* Ausgangstext:
• • • • • • •

Wie man eine schlechte Inszenierung doch noch rettet, und wie wir den Pöbel in Schach halten

Hans Heckel
01.09.2020

Es gibt gutes Filmmaterial und es gibt schlechtes. Manch schlechtes Material können Fachleute am Schneidetisch durch geschicktes Zurechtschnipseln noch retten. Anderes dagegen fällt dermaßen mies aus, dass es die Kritiker richten müssen. Die preisen den Müll solange in absurd hohen Tönen, bis sie das Publikum in eine Art Trance versetzt haben, in welcher es den Schundfilm tatsächlich für eine Offenbarung hält.

Ein TV-Schlager von letzterer Art schlug unter dem Titel „Der Sturm auf den Reichstag“ in unseren Wohnzimmern ein. Der Streifen wird uns noch lange, sehr lange im Gedächtnis bleiben. Auch, weil Heerscharen hochprofessioneller Kritiker und Nachbearbeiter dafür sorgen wollen, dass wir den Film nie wieder aus den Köpfen bekommen.

Was eine Meisterleistung darstellt, denn es handelt sich wahrlich um eine absolut erbärmliche Inszenierung. Fangen wir mal mit dem Drehort an.

Da bauen einige Leute eine Bühne direkt vor dem Reichstag auf, vor der sich dann Demonstranten versammeln, unter denen etliche die rechtlichen Grundlagen der Bundesrepublik und damit des Parlaments, das im Reichstag arbeitet, massiv in Zweifel ziehen. Während aber sonst im ganzen Berliner Zentrum Tausende Beamte absperren, Ketten bilden und Demonstranten keine Sekunde aus den Augen verlieren, stehen hier gerade einmal drei Uniformierte oben auf der Reichstagstreppe, während an den leicht zu überwindenden Absperrgittern zwischen dem Gebäude und den Protestierern kein einziger Polizist zu sehen ist. Welcher Regisseur denkt sich so einen Blödsinn aus? Da muss man ja glauben, die wollten den Reichstag gar nicht schützen! Schon im Aufgalopp büßt die Produktion also jeden Anspruch auf Realitätsnähe ein. Das hätte man mit ein bisschen mehr Sorgfalt besser hinkriegen können.

• • • • • • •

* Einträge:

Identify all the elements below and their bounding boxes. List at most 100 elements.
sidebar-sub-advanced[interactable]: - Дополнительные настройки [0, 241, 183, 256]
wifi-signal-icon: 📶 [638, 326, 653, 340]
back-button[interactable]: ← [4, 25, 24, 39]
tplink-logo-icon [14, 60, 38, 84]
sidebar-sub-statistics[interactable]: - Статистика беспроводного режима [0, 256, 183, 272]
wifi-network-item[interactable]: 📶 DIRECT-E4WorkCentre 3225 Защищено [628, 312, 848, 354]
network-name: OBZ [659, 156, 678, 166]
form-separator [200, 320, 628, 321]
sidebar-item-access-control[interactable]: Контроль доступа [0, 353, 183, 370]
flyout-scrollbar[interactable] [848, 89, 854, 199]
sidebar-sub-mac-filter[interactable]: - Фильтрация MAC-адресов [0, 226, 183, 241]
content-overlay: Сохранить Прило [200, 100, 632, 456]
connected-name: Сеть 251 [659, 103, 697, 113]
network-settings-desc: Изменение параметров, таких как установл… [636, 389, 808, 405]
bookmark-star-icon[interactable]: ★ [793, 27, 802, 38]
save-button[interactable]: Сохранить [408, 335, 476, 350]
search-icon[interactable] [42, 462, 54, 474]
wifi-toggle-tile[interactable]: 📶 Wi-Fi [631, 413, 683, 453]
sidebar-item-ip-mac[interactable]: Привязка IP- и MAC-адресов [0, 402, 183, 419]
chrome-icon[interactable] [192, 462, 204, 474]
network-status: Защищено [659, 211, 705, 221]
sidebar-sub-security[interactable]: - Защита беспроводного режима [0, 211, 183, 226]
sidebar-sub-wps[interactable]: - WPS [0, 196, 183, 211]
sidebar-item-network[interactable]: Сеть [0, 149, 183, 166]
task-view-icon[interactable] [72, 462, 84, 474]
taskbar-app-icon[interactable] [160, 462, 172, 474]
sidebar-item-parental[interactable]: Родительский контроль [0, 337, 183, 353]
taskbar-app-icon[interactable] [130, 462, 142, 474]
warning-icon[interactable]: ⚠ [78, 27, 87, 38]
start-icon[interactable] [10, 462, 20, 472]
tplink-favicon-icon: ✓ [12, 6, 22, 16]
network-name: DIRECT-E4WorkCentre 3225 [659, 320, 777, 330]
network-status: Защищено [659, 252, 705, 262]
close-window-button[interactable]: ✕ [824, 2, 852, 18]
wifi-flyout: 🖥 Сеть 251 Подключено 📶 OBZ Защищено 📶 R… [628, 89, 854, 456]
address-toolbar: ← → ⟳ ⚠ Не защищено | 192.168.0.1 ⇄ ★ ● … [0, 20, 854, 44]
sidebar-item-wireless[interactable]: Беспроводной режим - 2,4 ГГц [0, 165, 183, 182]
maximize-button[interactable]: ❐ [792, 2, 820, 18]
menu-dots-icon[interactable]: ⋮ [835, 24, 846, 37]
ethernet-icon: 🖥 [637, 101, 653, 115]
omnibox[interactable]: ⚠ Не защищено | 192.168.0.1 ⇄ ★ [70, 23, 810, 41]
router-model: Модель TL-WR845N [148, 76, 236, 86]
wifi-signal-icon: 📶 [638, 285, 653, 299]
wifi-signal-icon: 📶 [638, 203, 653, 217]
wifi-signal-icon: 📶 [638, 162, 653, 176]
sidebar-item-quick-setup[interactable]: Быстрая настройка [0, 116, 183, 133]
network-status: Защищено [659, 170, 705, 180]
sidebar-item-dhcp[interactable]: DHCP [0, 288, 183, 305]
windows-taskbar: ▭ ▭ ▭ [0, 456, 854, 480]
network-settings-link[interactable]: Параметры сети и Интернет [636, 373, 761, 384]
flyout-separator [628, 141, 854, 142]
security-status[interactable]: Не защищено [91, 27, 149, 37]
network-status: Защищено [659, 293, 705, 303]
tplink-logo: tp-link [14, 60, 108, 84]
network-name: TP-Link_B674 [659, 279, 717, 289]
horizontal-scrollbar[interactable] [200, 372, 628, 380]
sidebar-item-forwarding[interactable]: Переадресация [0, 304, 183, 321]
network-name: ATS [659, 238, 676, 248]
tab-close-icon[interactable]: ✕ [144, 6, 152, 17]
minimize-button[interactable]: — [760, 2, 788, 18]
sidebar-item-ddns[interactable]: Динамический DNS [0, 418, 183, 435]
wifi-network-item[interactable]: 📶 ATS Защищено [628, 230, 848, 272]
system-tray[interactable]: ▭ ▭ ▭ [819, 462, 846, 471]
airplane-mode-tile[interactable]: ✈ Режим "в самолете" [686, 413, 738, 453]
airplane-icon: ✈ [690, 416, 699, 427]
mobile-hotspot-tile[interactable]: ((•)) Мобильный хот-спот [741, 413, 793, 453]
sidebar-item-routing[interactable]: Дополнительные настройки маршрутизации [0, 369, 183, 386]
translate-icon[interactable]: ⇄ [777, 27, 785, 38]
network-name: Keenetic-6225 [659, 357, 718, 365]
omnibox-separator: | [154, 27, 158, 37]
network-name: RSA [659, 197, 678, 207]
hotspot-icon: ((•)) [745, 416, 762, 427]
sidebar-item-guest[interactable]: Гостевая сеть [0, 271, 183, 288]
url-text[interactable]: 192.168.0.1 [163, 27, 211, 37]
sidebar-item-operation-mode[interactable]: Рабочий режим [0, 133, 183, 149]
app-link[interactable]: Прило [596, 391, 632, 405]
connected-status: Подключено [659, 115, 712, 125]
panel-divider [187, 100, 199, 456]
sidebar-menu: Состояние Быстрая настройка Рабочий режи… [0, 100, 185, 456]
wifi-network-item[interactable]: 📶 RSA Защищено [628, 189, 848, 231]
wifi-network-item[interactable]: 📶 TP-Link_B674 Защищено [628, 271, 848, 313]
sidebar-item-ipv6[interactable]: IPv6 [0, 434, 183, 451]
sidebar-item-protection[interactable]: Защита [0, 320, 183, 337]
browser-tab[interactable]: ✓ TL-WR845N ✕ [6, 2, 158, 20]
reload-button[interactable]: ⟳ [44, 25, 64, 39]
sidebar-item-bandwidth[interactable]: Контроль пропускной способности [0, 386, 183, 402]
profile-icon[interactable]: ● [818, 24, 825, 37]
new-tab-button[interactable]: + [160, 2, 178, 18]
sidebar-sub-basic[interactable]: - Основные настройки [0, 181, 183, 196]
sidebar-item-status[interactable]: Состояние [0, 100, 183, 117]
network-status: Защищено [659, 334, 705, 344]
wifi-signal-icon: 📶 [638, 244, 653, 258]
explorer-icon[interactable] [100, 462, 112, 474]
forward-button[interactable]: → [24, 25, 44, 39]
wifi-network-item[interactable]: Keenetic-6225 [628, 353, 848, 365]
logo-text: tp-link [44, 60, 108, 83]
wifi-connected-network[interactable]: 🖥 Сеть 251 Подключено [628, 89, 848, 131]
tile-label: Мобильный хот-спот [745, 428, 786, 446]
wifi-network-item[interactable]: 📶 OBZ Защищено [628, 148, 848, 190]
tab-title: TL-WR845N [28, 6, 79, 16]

• • • • • • •

* Arbeitsanweisungen:
1) Schreiben Sie aus dem Ausgangstext den Abschnitt von „Es gibt gutes“ bis „eine Offenbarung hält.“ wortgetreu ab.
2) Wie viele Uniformierte stehen laut Ausgangstext oben auf der Reichstagstreppe?
3) Führen Sie den Ausgangstext über die Inszenierung am Reichstag im selben Ton nach seinem letzten Satz fort.

* Antworten:
1)
Es gibt gutes Filmmaterial und es gibt schlechtes. Manch schlechtes Material können Fachleute am Schneidetisch durch geschicktes Zurechtschnipseln noch retten. Anderes dagegen fällt dermaßen mies aus, dass es die Kritiker richten müssen. Die preisen den Müll solange in absurd hohen Tönen, bis sie das Publikum in eine Art Trance versetzt haben, in welcher es den Schundfilm tatsächlich für eine Offenbarung hält.

2) Drei.

3)
Dann der sogenannte „Sturm“: Gut, wir sind ja verwöhnt vom „Sturm auf das Winterpalais“ (der auch nur in seiner Nachinszenierung dramatisch aussah) oder den auf die Bastille, also liegen unsere Maßstäbe recht hoch und wir sollten bereit sein, Kompromisse zu machen und Nachsicht zu üben mit unerfahrenen Nachwuchs-Regisseuren. Aber das hier? Das ging denn wirklich zu weit. Ja, ein paar Männchen traben tatsächlich ein wenig, die meisten aber latschen eher auf die Freitreppe, als dass sie „stürmen“.

Auch danach will sich keine Spannung aufbauen. Niemand versucht, ins Gebäude zu gelangen, keiner greift die drei Beamten oben auf der Treppe an, weshalb diese selber für die erwartete Zuspitzung sorgen müssen und per Geschrei, Knüppelschwingen und Reizgaseinsatz etwas Schlachten-Atmosphäre verströmen. Als dann die Verstärkung anrückt, lassen sich die „Stürmer“ widerwillig, aber ohne echte Gegenwehr oder gar handfesten Widerstand von der Treppe drängen. Das war's! Nein, wirklich? Ja, tatsächlich.

Na ja, zum Glück nicht ganz. Immerhin hatten einige der „Stürmer“ schwarz-weiß-rote Fahnen mitgebracht, die sie eifrig schwenkten. Das ist bekanntlich die Fahne des Wilhelminischen Kaiserreichs, das laut Vizekanzler Olaf Scholz ein besonders „dunkles Kapitel“ darstelle. Fürwahr, dieses Reich war beispielsweise ein bärbeißiger Rechtsstaat, in dem Gesetze und Verträge sogar dann noch galten, wenn sie der „Haltung“ der Regierenden zuwiderliefen. Und über das Steuergeld des Volkes durfte allein das vom Volk gewählte Parlament verfügen.

Dieser Tage hat Wolfgang Schäuble, Bundestagspräsident und davor lange Jahre Scholzens Vorgänger als Bundesfinanzminister, vorgeschlagen, dieses Recht zu einem erheblichen Teil nach Brüssel zu verlagern. Da bestimmen über unser Geld dann nicht mehr Vertreter des dummen Volkes, sondern eine erlauchte Kommission, die kein Volk gewählt hat und die sich daher um die Macken des Pöbels einen Dreck schert. Sicher, ein „Parlament“ gibt's in Brüssel auch. Aber über dessen demokratische Grundlagen und Rechte wollen wir aus Höflichkeit und natürlich aus EU-Begeisterung lieber schweigen.

Die schwarz-weiß-roten Fahnen waren der dünne, aber lange Hebel, an dem die Nachbearbeiter ihr grandioses Werk beginnen konnten. Heraus kam ganz großes Kino, das Sie alle begeistert mitverfolgen können, samt Heldenehrung und einem Pathos, das wir sonst nur angesichts epochaler historischer Umbrüche genießen dürfen. Ein Fest!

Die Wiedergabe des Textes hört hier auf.